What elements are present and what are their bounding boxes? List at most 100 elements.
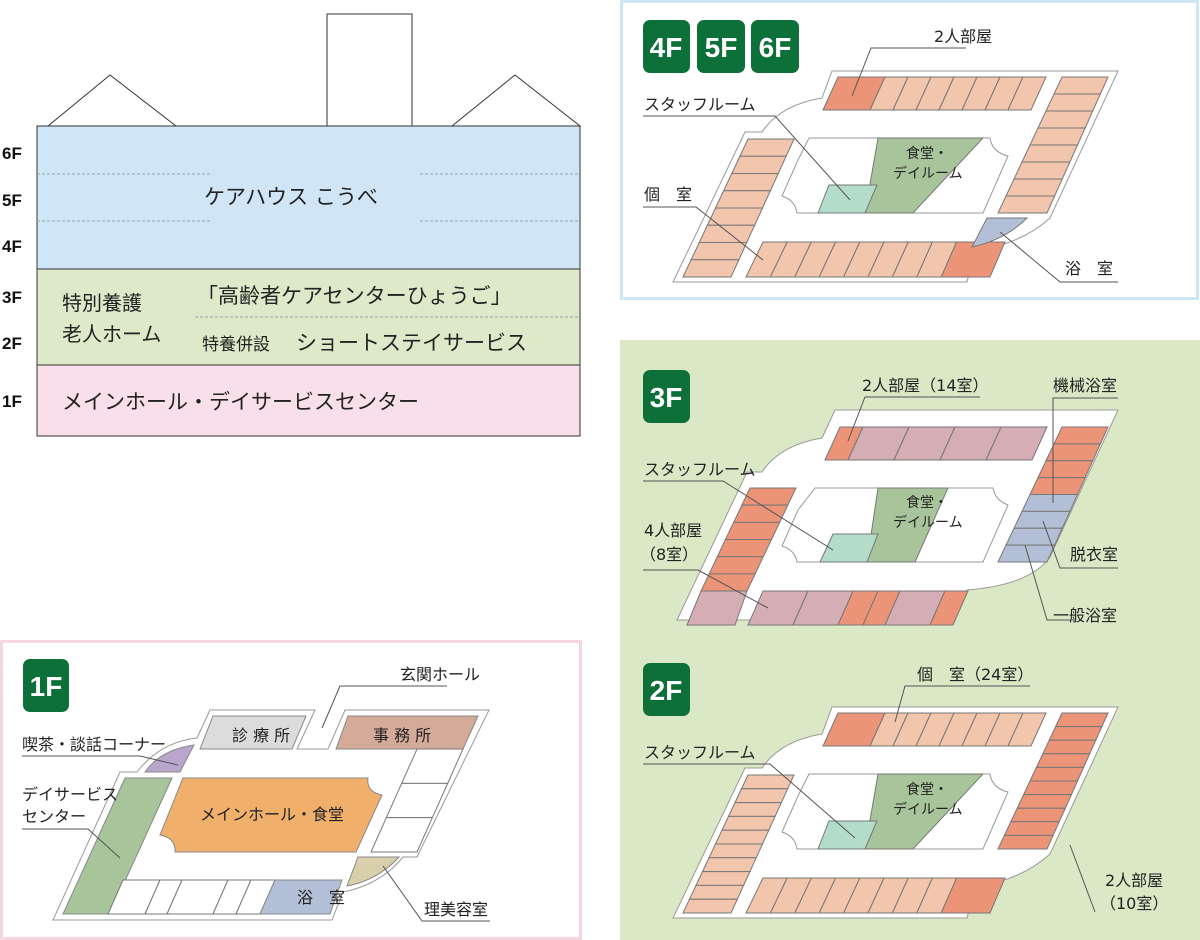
floor-label-2f: 2F (2, 334, 22, 353)
office-label: 事 務 所 (373, 726, 431, 745)
staff-room (817, 184, 878, 214)
short-stay-prefix: 特養併設 (202, 335, 270, 355)
double-room-label-1: 2人部屋 (1105, 871, 1163, 890)
room (682, 898, 739, 914)
staff-room-label: スタッフルーム (644, 95, 756, 114)
floor-label-1f: 1F (2, 392, 22, 411)
badge-1f: 1F (23, 659, 69, 712)
room (716, 539, 773, 558)
short-stay-name: ショートステイサービス (296, 331, 527, 355)
badge-6f: 6F (751, 20, 799, 73)
labels-3f: 食堂・ デイルーム 2人部屋（14室） 機械浴室 スタッフルーム 4人部屋 （8… (640, 376, 1118, 625)
room (740, 774, 795, 790)
room (724, 521, 781, 540)
dining-label-1: 食堂・ (906, 145, 948, 162)
quad-room-label-1: 4人部屋 (644, 521, 702, 540)
tokuyo-line1: 特別養護 (62, 291, 142, 315)
entrance-label: 玄関ホール (400, 665, 480, 684)
room (1053, 76, 1109, 95)
leader-line (321, 685, 447, 729)
room (940, 877, 1006, 914)
staff-room-label: スタッフルーム (644, 460, 756, 479)
leader-line (643, 569, 769, 609)
carehouse-name: ケアハウス こうべ (204, 185, 378, 209)
label-text: 6F (759, 32, 792, 63)
leader-line (643, 115, 851, 201)
leader-line (382, 865, 490, 922)
dining-label-2: デイルーム (893, 801, 963, 818)
leader-line (1024, 544, 1075, 621)
bath-label: 浴 室 (1065, 259, 1113, 278)
roof-right (450, 74, 582, 127)
tokuyo-block (36, 268, 581, 366)
first-floor-block (36, 364, 581, 437)
barber-label: 理美容室 (424, 900, 488, 919)
room (370, 817, 434, 853)
floor-plan-1f (52, 709, 490, 921)
room (714, 829, 770, 845)
room (1021, 144, 1079, 163)
clinic-room (199, 715, 307, 750)
double-room-label: 2人部屋（14室） (862, 376, 989, 395)
room (708, 843, 764, 859)
main-hall-label: メインホール・食堂 (200, 805, 344, 824)
leader-line (643, 206, 764, 261)
badge-2f: 2F (643, 663, 690, 716)
room (1037, 460, 1094, 479)
room (682, 259, 740, 278)
label-text: 4F (650, 32, 683, 63)
room (732, 504, 789, 523)
floor-label-6f: 6F (2, 144, 22, 163)
room (1035, 753, 1091, 768)
room (997, 834, 1054, 850)
building-elevation: 6F 5F 4F 3F 2F 1F ケアハウス こうべ 特別養護 老人ホーム 「… (2, 13, 582, 437)
double-room-label-2: （10室） (1100, 894, 1168, 913)
dining-label-2: デイルーム (893, 514, 963, 531)
room (1010, 807, 1067, 823)
leader-line (643, 763, 856, 839)
room (698, 224, 756, 243)
staff-room (819, 533, 879, 563)
room (1037, 110, 1094, 129)
room (1021, 494, 1079, 512)
main-hall (159, 777, 383, 853)
leader-line (1042, 520, 1118, 569)
changing-room-label: 脱衣室 (1070, 545, 1118, 564)
leader-line (22, 755, 179, 766)
room (739, 138, 795, 157)
day-service-label-1: デイサービス (22, 785, 118, 804)
room (1054, 712, 1109, 728)
leader-line (643, 480, 834, 551)
dining-label-2: デイルーム (893, 165, 963, 182)
labels-4-6f: 食堂・ デイルーム 2人部屋 スタッフルーム 個 室 浴 室 (643, 27, 1118, 283)
floor-plan-2f (672, 706, 1119, 919)
label-text: 1F (30, 671, 63, 702)
floor-label-3f: 3F (2, 288, 22, 307)
floor-dividers (37, 173, 580, 318)
quad-room-label-2: （8室） (640, 545, 698, 564)
room (695, 871, 751, 886)
clinic-label: 診 療 所 (232, 726, 290, 745)
roof-left (46, 74, 178, 127)
leader-line (894, 685, 1030, 723)
room (929, 590, 969, 626)
cafe-label: 喫茶・談話コーナー (22, 735, 166, 754)
tokuyo-line2: 老人ホーム (62, 322, 161, 346)
machine-bath-label: 機械浴室 (1053, 376, 1117, 395)
room (741, 487, 797, 506)
barber-room (346, 856, 401, 887)
badge-4f: 4F (643, 20, 690, 73)
leader-line (847, 396, 980, 442)
label-text: 5F (705, 32, 738, 63)
label-text: 3F (650, 382, 683, 413)
room (1045, 443, 1102, 462)
room (1005, 527, 1064, 546)
leader-line (1069, 844, 1096, 913)
leader-line (851, 47, 966, 97)
room (1013, 510, 1071, 529)
room (722, 173, 780, 192)
carehouse-block (36, 125, 581, 270)
cafe-corner (144, 744, 195, 773)
labels-1f: 診 療 所 事 務 所 メインホール・食堂 浴 室 玄関ホール 喫茶・談話コーナ… (22, 665, 490, 922)
label-text: 2F (650, 675, 683, 706)
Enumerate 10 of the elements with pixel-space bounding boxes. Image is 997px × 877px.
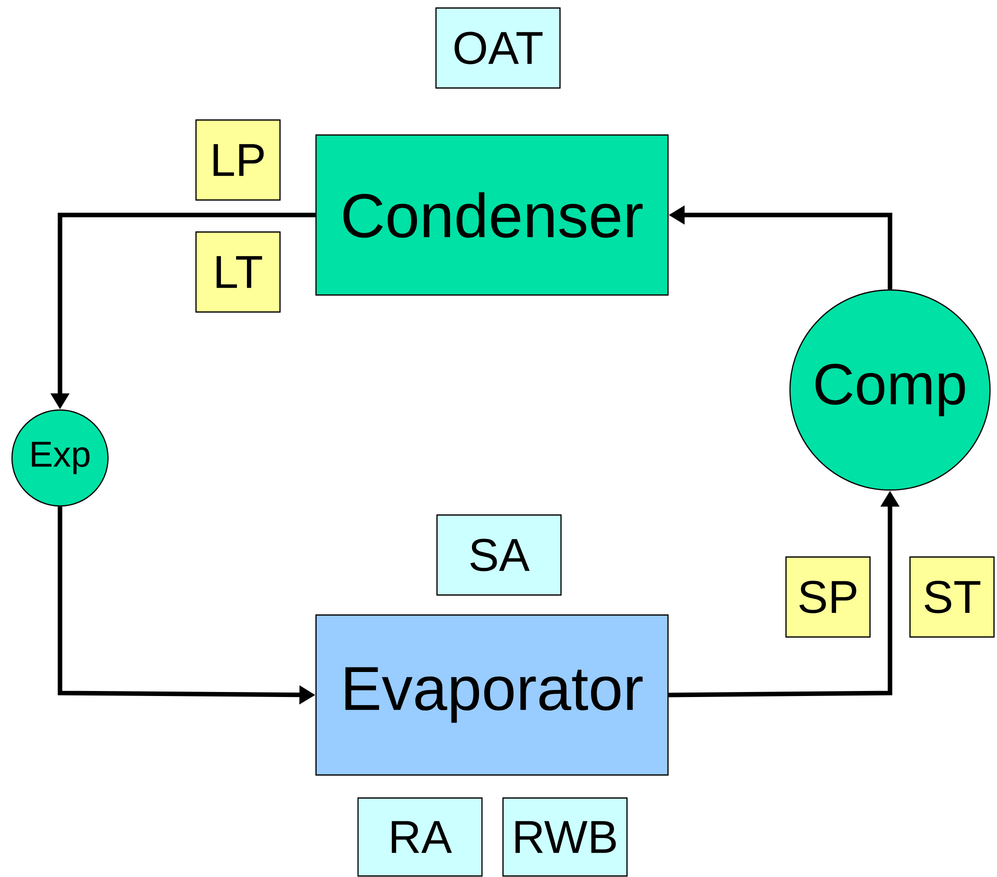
sensor-label: OAT <box>435 7 561 89</box>
sensor-label: LT <box>195 231 281 313</box>
sensor-label: LP <box>195 119 281 201</box>
evaporator-box: Evaporator <box>315 614 669 776</box>
sensor-label: SA <box>436 514 562 596</box>
condenser-box: Condenser <box>315 134 669 296</box>
sensor-label: RWB <box>502 797 628 877</box>
sensor-label: SP <box>785 556 871 638</box>
sensor-label: ST <box>909 556 995 638</box>
sensor-label: RA <box>357 797 483 877</box>
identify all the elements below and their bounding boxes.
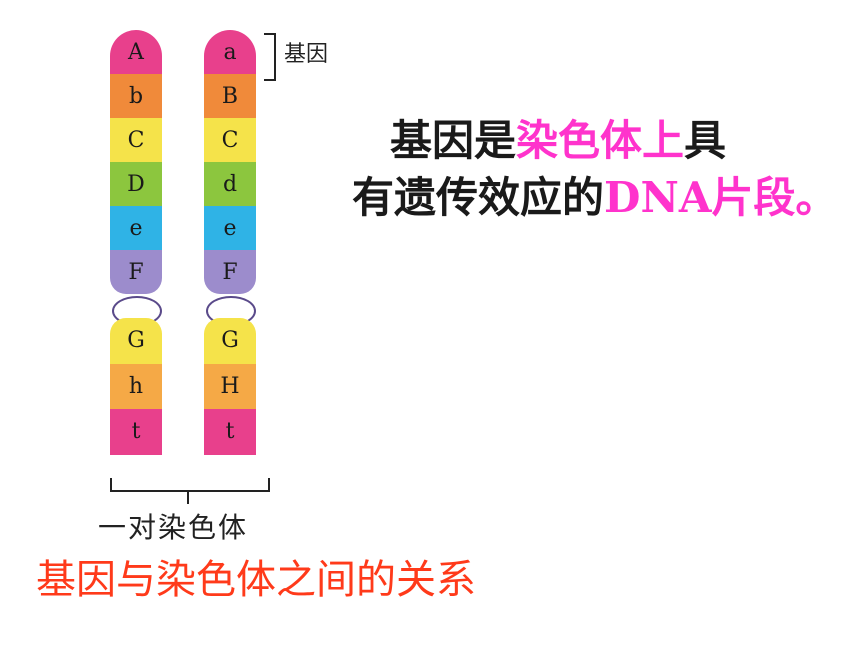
statement-highlight-dna: DNA片段。 bbox=[604, 173, 838, 222]
slide-title: 基因与染色体之间的关系 bbox=[36, 557, 476, 603]
gene-band-d: d bbox=[204, 162, 256, 206]
gene-band-A: A bbox=[110, 30, 162, 74]
gene-band-F: F bbox=[110, 250, 162, 294]
gene-band-h: h bbox=[110, 363, 162, 409]
gene-band-G: G bbox=[110, 318, 162, 364]
statement-highlight-chromosome: 染色体上 bbox=[516, 116, 685, 165]
gene-band-F: F bbox=[204, 250, 256, 294]
statement-line-1: 基因是染色体上具 bbox=[390, 120, 726, 162]
statement-text: 基因是 bbox=[390, 116, 517, 165]
gene-band-C: C bbox=[110, 118, 162, 162]
gene-label: 基因 bbox=[284, 42, 329, 67]
gene-band-B: B bbox=[204, 74, 256, 118]
chromosome-pair-bracket bbox=[110, 478, 270, 492]
gene-band-t: t bbox=[204, 409, 256, 455]
gene-bracket bbox=[264, 33, 276, 81]
gene-band-e: e bbox=[204, 206, 256, 250]
statement-text: 具 bbox=[684, 116, 727, 165]
statement-line-2: 有遗传效应的DNA片段。 bbox=[352, 177, 837, 219]
gene-band-C: C bbox=[204, 118, 256, 162]
statement-text: 有遗传效应的 bbox=[352, 173, 605, 222]
gene-band-H: H bbox=[204, 363, 256, 409]
gene-band-a: a bbox=[204, 30, 256, 74]
gene-band-G: G bbox=[204, 318, 256, 364]
chromosome-pair-label: 一对染色体 bbox=[98, 511, 249, 544]
gene-band-D: D bbox=[110, 162, 162, 206]
gene-band-b: b bbox=[110, 74, 162, 118]
gene-band-t: t bbox=[110, 409, 162, 455]
chromosome-pair-bracket-tick bbox=[187, 490, 189, 504]
gene-band-e: e bbox=[110, 206, 162, 250]
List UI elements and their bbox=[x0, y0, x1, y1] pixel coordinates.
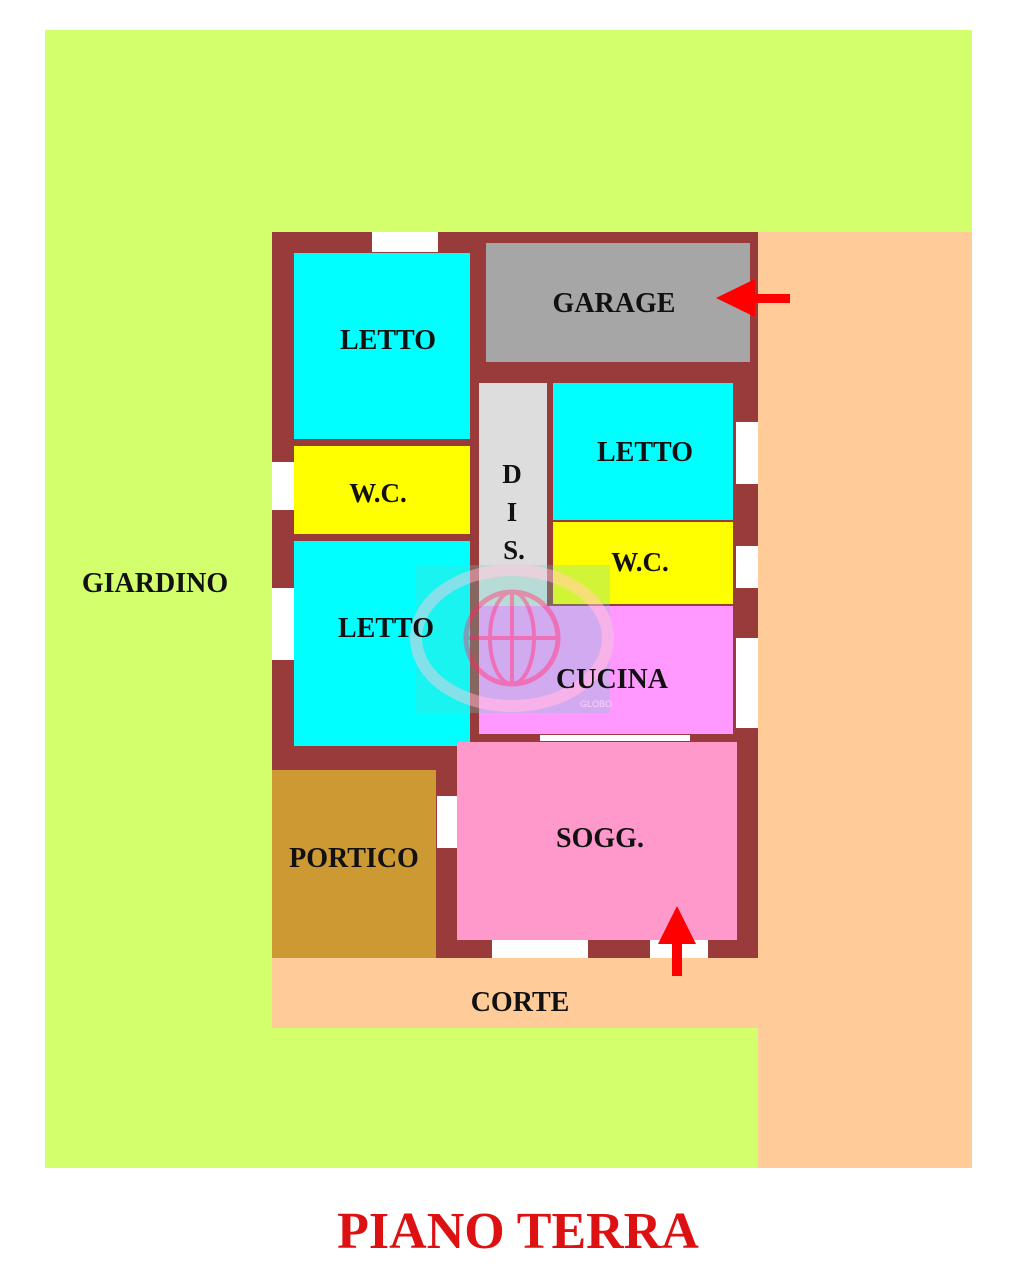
room-soggiorno bbox=[457, 742, 737, 940]
window-right-1 bbox=[736, 422, 758, 484]
court-area-right bbox=[758, 232, 972, 1168]
arrow-main-entrance-icon bbox=[658, 906, 696, 976]
page-title: PIANO TERRA bbox=[337, 1203, 699, 1260]
label-dis-1: D bbox=[502, 459, 522, 489]
arrow-garage-entrance-icon bbox=[716, 279, 790, 317]
label-corte: CORTE bbox=[471, 987, 570, 1018]
window-left-1 bbox=[272, 462, 294, 510]
label-dis-3: S. bbox=[503, 535, 525, 565]
room-letto-top-left bbox=[294, 253, 470, 439]
room-garage bbox=[486, 243, 750, 362]
label-wc-right: W.C. bbox=[611, 547, 669, 577]
label-portico: PORTICO bbox=[289, 843, 419, 874]
window-bottom-1 bbox=[492, 940, 588, 958]
label-sogg: SOGG. bbox=[556, 823, 644, 854]
window-top bbox=[372, 232, 438, 252]
window-left-2 bbox=[272, 588, 294, 660]
room-wc-left bbox=[294, 446, 470, 534]
window-right-2 bbox=[736, 546, 758, 588]
label-giardino: GIARDINO bbox=[82, 568, 228, 599]
room-portico bbox=[272, 770, 436, 958]
label-letto-top-left: LETTO bbox=[340, 325, 436, 356]
label-wc-left: W.C. bbox=[349, 478, 407, 508]
room-letto-right bbox=[553, 383, 733, 520]
watermark-brand: GLOBO bbox=[580, 699, 612, 709]
label-dis-2: I bbox=[507, 497, 518, 527]
opening-kitchen-living bbox=[540, 735, 690, 741]
watermark-logo: GLOBO bbox=[410, 564, 614, 713]
label-garage: GARAGE bbox=[553, 288, 676, 319]
label-letto-mid-left: LETTO bbox=[338, 613, 434, 644]
room-letto-mid-left bbox=[294, 541, 470, 746]
label-cucina: CUCINA bbox=[556, 664, 669, 695]
door-portico bbox=[437, 796, 457, 848]
window-right-3 bbox=[736, 638, 758, 728]
label-letto-right: LETTO bbox=[597, 437, 693, 468]
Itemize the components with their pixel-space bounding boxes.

REQUIRED WORK » Copy the listing lines word for word, from the line containing "room-soggiorno bbox=[457, 742, 737, 940]" through the line containing "window-top bbox=[372, 232, 438, 252]", with both of those lines included.

FULL ANSWER »
room-soggiorno bbox=[457, 742, 737, 940]
window-right-1 bbox=[736, 422, 758, 484]
court-area-right bbox=[758, 232, 972, 1168]
arrow-main-entrance-icon bbox=[658, 906, 696, 976]
page-title: PIANO TERRA bbox=[337, 1203, 699, 1260]
label-dis-1: D bbox=[502, 459, 522, 489]
arrow-garage-entrance-icon bbox=[716, 279, 790, 317]
label-corte: CORTE bbox=[471, 987, 570, 1018]
window-left-1 bbox=[272, 462, 294, 510]
label-dis-3: S. bbox=[503, 535, 525, 565]
room-letto-top-left bbox=[294, 253, 470, 439]
room-garage bbox=[486, 243, 750, 362]
label-wc-right: W.C. bbox=[611, 547, 669, 577]
label-portico: PORTICO bbox=[289, 843, 419, 874]
window-bottom-1 bbox=[492, 940, 588, 958]
label-sogg: SOGG. bbox=[556, 823, 644, 854]
window-top bbox=[372, 232, 438, 252]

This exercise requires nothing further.